[Extracted records]
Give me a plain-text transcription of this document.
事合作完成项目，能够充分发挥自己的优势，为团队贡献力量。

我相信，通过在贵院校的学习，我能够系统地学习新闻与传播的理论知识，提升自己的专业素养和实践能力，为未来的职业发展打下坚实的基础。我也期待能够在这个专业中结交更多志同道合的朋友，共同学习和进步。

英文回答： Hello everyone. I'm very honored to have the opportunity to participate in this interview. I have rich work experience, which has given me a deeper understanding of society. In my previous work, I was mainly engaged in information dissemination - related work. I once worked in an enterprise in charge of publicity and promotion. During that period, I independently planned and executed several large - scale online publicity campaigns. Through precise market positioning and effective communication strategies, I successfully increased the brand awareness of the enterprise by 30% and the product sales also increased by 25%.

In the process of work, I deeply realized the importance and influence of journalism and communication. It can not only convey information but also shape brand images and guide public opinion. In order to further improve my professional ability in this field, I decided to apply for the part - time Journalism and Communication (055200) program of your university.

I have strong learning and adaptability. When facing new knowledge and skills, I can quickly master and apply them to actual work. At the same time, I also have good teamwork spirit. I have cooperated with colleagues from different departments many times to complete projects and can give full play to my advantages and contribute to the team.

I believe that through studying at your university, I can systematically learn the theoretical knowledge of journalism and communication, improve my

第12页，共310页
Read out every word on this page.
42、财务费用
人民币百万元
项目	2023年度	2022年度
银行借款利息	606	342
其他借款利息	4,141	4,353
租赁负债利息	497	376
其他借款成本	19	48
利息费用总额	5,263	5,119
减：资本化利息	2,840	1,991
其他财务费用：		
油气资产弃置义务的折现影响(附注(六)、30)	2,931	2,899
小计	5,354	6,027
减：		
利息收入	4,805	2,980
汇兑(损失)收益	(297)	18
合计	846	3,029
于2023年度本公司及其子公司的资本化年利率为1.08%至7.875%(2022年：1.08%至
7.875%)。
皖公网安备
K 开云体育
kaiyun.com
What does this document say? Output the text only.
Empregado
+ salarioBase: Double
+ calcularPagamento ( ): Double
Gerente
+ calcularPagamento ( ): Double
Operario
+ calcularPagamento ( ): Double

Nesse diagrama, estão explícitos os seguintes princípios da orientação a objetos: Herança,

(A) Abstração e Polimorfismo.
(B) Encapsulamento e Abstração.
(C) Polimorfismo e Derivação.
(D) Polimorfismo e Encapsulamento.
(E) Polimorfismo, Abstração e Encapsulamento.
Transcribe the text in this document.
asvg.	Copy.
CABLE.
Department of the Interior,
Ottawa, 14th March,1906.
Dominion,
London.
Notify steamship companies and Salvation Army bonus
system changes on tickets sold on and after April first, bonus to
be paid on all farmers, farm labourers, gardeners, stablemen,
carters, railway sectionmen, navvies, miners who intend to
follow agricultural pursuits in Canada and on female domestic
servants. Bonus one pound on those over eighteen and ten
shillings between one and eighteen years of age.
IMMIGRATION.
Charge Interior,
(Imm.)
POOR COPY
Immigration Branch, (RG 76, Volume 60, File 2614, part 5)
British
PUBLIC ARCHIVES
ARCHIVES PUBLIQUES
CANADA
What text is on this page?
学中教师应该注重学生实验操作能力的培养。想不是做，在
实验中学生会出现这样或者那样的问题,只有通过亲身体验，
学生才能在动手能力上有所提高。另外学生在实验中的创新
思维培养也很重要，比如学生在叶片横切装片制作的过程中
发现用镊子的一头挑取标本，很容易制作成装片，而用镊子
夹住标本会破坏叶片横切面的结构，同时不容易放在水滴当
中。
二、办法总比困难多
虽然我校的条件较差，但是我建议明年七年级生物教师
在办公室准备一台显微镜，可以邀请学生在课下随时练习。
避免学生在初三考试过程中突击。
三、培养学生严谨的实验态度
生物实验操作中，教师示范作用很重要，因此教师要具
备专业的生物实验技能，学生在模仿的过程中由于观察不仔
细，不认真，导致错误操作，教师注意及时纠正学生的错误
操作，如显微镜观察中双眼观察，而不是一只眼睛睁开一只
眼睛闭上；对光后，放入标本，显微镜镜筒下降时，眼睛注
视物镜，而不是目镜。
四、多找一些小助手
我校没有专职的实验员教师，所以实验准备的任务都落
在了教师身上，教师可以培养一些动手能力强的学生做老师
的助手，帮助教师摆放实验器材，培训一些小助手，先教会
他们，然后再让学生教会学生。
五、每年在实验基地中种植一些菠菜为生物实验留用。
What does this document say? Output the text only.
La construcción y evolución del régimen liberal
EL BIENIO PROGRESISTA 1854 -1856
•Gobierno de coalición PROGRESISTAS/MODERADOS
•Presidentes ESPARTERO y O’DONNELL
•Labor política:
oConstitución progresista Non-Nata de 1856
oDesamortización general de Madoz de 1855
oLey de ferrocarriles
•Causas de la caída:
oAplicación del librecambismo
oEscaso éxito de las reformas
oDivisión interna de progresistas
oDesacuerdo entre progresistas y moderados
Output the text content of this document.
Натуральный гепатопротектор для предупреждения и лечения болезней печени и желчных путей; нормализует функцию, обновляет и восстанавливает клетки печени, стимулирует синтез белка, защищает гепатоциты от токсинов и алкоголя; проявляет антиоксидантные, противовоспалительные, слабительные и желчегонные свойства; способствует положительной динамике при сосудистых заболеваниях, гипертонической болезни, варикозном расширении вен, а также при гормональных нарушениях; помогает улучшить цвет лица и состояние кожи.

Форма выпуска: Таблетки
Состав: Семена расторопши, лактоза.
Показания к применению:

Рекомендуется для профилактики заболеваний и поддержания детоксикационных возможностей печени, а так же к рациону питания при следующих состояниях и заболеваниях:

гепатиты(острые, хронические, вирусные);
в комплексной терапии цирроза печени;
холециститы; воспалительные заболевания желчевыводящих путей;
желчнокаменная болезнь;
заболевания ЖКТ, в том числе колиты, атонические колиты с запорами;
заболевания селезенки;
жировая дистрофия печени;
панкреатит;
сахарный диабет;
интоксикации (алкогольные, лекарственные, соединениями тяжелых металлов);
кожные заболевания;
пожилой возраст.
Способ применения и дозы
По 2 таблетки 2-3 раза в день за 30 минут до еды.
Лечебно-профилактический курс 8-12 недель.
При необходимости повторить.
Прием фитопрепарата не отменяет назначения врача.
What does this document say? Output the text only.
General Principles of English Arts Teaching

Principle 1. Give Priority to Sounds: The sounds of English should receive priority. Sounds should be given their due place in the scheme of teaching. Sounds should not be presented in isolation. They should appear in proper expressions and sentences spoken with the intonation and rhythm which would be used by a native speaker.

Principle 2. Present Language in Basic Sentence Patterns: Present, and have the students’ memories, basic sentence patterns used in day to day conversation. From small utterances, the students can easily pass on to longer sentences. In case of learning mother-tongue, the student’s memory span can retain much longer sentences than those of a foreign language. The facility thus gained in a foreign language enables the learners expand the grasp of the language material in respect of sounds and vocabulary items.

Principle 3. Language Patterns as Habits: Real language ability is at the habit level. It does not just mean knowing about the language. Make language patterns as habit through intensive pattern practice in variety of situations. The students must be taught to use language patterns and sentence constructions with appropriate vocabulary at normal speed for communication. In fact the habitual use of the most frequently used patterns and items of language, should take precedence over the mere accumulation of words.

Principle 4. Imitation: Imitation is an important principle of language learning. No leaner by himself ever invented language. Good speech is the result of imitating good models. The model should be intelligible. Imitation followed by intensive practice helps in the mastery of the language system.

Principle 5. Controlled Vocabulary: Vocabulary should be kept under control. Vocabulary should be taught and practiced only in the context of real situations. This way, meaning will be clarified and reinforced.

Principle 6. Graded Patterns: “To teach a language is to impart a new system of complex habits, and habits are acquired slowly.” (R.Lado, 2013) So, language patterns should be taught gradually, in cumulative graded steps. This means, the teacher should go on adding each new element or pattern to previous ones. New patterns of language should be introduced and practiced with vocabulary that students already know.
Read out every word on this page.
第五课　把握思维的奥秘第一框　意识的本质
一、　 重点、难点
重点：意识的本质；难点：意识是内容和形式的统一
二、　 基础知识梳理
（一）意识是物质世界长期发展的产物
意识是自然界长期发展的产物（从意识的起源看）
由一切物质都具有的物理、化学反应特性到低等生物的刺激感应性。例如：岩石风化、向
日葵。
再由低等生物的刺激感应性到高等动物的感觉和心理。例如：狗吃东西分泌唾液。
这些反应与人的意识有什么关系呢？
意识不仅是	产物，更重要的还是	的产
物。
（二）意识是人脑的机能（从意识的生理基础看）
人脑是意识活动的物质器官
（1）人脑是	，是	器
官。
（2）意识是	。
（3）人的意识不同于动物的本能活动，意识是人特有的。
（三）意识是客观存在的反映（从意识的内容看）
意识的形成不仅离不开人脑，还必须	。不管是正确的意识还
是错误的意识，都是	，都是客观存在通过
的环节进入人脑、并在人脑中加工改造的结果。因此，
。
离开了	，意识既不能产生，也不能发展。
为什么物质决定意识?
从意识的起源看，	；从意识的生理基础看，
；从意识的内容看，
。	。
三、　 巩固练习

> YOUR OBJECTIVE
Give the number of lines in the records above that contain the word "which". Reply with that number alone.

> FINAL RESULT
2